Records shown »
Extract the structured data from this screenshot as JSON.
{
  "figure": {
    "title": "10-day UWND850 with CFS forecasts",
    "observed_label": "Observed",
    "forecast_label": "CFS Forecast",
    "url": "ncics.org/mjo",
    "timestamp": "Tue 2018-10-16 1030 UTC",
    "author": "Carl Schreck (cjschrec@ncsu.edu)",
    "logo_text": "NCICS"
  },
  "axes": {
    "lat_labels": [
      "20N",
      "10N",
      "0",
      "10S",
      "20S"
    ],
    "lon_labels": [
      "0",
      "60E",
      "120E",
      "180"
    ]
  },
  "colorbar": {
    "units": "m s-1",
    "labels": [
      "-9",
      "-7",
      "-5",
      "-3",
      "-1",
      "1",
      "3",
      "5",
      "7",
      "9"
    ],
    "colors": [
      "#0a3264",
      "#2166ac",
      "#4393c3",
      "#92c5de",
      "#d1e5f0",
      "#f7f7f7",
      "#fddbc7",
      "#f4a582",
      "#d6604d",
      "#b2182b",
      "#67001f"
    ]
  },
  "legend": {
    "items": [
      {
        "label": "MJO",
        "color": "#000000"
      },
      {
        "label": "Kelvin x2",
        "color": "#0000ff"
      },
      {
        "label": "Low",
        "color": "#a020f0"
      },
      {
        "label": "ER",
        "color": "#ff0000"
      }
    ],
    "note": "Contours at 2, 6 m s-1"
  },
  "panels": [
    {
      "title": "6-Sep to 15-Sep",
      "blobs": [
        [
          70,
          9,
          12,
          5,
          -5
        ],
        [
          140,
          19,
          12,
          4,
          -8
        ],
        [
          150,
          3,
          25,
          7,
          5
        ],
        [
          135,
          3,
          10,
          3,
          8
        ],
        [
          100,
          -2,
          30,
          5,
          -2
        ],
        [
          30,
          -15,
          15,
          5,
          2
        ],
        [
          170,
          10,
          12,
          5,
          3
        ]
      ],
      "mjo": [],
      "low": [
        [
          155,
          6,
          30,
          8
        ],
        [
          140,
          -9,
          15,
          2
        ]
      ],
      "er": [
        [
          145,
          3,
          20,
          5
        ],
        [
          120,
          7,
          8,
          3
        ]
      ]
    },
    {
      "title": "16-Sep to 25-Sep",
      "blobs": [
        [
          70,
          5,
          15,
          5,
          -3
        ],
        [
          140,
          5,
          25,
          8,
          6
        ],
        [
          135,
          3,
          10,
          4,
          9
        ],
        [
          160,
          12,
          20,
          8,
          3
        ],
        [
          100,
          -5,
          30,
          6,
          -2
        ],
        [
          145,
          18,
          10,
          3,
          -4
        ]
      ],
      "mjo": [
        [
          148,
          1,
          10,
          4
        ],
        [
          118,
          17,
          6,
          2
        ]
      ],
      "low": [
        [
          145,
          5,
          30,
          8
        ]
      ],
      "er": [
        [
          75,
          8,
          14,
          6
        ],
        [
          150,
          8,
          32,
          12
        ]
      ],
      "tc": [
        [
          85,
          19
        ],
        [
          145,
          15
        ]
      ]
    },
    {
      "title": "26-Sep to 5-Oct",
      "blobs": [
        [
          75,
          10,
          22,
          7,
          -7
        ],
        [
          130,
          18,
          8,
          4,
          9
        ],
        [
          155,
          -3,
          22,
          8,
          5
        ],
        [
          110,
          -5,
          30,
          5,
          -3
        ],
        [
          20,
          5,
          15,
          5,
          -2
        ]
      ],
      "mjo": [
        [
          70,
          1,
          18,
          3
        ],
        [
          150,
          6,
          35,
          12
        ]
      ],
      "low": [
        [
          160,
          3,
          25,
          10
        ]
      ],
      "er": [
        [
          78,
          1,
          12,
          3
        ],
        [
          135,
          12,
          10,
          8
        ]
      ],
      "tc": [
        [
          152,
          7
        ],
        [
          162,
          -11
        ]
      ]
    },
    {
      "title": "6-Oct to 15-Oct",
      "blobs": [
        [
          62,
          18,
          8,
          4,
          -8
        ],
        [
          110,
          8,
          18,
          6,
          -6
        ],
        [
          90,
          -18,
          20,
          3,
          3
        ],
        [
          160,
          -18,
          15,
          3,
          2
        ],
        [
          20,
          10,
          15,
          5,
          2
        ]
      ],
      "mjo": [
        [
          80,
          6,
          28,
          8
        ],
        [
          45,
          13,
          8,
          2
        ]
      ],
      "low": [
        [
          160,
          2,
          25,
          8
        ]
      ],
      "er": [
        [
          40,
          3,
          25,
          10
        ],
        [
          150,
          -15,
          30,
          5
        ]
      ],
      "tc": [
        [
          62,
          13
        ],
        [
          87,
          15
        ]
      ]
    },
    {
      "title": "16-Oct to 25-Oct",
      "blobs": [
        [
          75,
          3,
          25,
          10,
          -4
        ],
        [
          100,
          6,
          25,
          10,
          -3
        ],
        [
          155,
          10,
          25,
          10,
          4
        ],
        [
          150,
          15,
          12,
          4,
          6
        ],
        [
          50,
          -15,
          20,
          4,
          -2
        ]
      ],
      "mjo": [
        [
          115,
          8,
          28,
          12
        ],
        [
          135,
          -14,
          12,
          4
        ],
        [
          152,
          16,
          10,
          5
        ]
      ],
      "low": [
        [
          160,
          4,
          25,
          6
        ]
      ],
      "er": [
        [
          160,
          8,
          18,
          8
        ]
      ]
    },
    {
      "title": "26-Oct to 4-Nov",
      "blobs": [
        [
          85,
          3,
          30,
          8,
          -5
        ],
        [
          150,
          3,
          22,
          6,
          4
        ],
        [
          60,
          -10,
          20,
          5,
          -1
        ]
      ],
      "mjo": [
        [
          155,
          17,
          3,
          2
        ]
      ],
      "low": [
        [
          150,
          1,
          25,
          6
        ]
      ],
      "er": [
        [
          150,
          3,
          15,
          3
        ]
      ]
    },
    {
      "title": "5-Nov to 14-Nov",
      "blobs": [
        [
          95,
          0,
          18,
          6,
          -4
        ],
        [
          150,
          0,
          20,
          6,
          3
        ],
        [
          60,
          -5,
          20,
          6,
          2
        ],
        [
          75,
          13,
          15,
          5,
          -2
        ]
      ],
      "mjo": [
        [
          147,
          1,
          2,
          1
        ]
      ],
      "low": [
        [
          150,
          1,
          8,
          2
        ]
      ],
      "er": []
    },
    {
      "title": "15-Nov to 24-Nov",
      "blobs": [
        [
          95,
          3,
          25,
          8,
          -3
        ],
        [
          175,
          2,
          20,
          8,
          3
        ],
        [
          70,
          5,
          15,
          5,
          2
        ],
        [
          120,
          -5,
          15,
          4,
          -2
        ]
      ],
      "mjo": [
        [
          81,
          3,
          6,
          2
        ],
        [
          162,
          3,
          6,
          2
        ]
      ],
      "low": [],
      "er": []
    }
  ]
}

What this task involves »
Which lines include "title"? Copy each of them out.

Reply to the exercise »
    "title": "10-day UWND850 with CFS forecasts",
      "title": "6-Sep to 15-Sep",
      "title": "16-Sep to 25-Sep",
      "title": "26-Sep to 5-Oct",
      "title": "6-Oct to 15-Oct",
      "title": "16-Oct to 25-Oct",
      "title": "26-Oct to 4-Nov",
      "title": "5-Nov to 14-Nov",
      "title": "15-Nov to 24-Nov",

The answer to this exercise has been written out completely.